§ **BRIEF**
Copy all lines below exactly as written. Leave pictures out.

§ **EXTRACTED RECORDS**

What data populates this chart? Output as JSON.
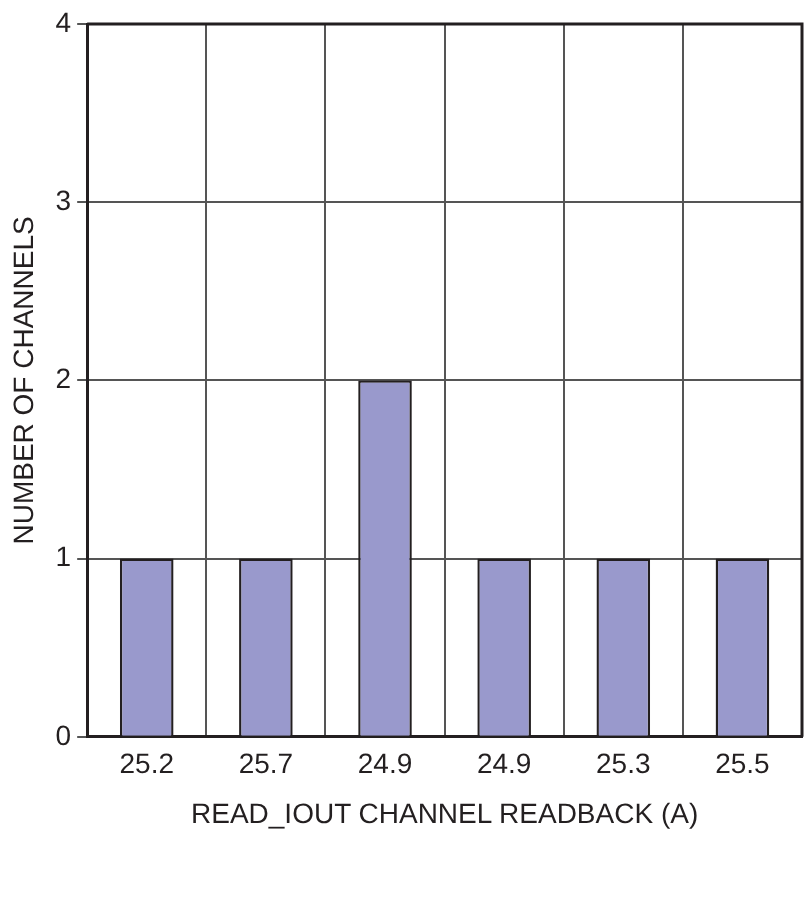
{
  "chart_data": {
    "type": "bar",
    "xlabel": "READ_IOUT CHANNEL READBACK (A)",
    "ylabel": "NUMBER OF CHANNELS",
    "categories": [
      "25.2",
      "25.7",
      "24.9",
      "24.9",
      "25.3",
      "25.5"
    ],
    "values": [
      1,
      1,
      2,
      1,
      1,
      1
    ],
    "color": "#9999cc",
    "ylim": [
      0,
      4
    ],
    "yticks": [
      0,
      1,
      2,
      3,
      4
    ],
    "grid": true
  }
}
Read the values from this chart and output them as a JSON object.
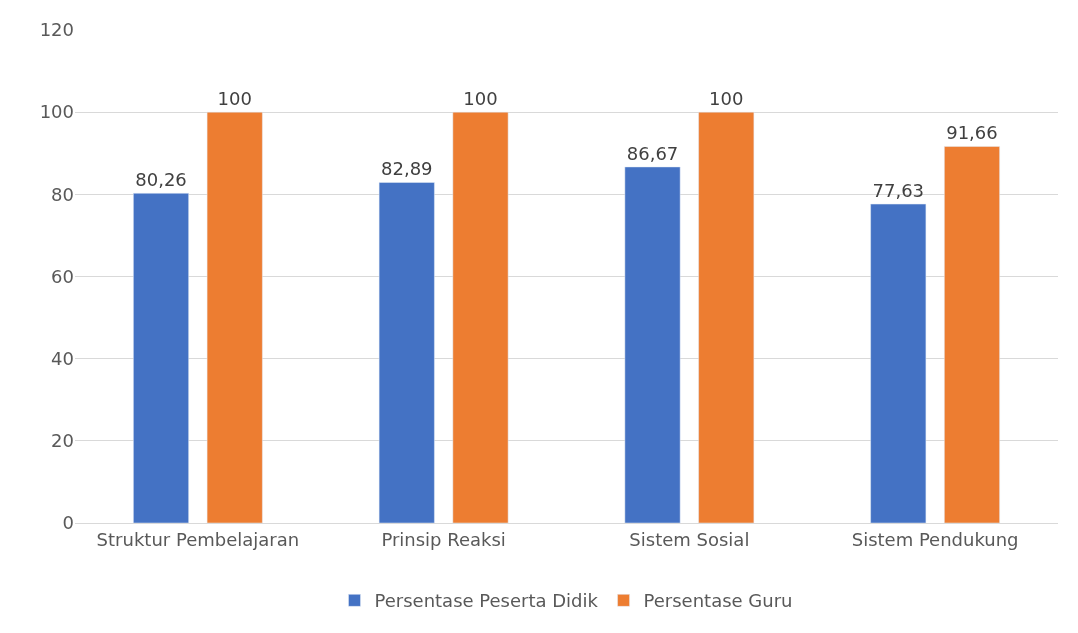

§ **WRITTEN SOLUTION**
What data populates this chart? Output as JSON.
{
  "chart_data": {
    "type": "bar",
    "xlabel": "READ_IOUT CHANNEL READBACK (A)",
    "ylabel": "NUMBER OF CHANNELS",
    "categories": [
      "25.2",
      "25.7",
      "24.9",
      "24.9",
      "25.3",
      "25.5"
    ],
    "values": [
      1,
      1,
      2,
      1,
      1,
      1
    ],
    "color": "#9999cc",
    "ylim": [
      0,
      4
    ],
    "yticks": [
      0,
      1,
      2,
      3,
      4
    ],
    "grid": true
  }
}
Read the values from this chart and output them as a JSON object.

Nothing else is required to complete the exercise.